◆ **Data extract**:

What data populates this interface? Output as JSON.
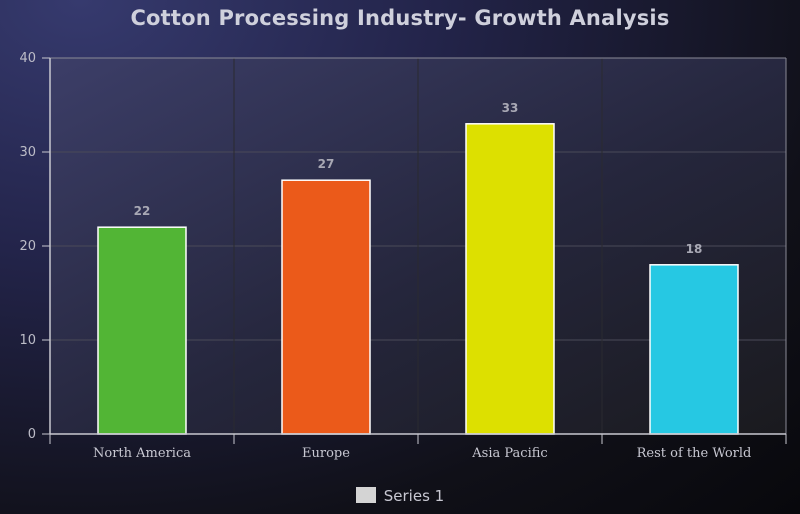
{
  "chart_data": {
    "type": "bar",
    "title": "Cotton Processing Industry- Growth Analysis",
    "categories": [
      "North America",
      "Europe",
      "Asia Pacific",
      "Rest of the World"
    ],
    "series": [
      {
        "name": "Series 1",
        "values": [
          22,
          27,
          33,
          18
        ],
        "colors": [
          "#52b535",
          "#eb5a1a",
          "#dde000",
          "#26c8e3"
        ]
      }
    ],
    "ylim": [
      0,
      40
    ],
    "yticks": [
      0,
      10,
      20,
      30,
      40
    ],
    "data_labels": [
      "22",
      "27",
      "33",
      "18"
    ],
    "grid": true,
    "legend_position": "bottom-center"
  }
}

◆ **Task description**: Restate every record exactly, please; do not copy the pictures.

◆ **Worked solution**:
What data populates this interface? Output as JSON.
{
  "chart_data": {
    "type": "bar",
    "title": "Cotton Processing Industry- Growth Analysis",
    "categories": [
      "North America",
      "Europe",
      "Asia Pacific",
      "Rest of the World"
    ],
    "series": [
      {
        "name": "Series 1",
        "values": [
          22,
          27,
          33,
          18
        ],
        "colors": [
          "#52b535",
          "#eb5a1a",
          "#dde000",
          "#26c8e3"
        ]
      }
    ],
    "ylim": [
      0,
      40
    ],
    "yticks": [
      0,
      10,
      20,
      30,
      40
    ],
    "data_labels": [
      "22",
      "27",
      "33",
      "18"
    ],
    "grid": true,
    "legend_position": "bottom-center"
  }
}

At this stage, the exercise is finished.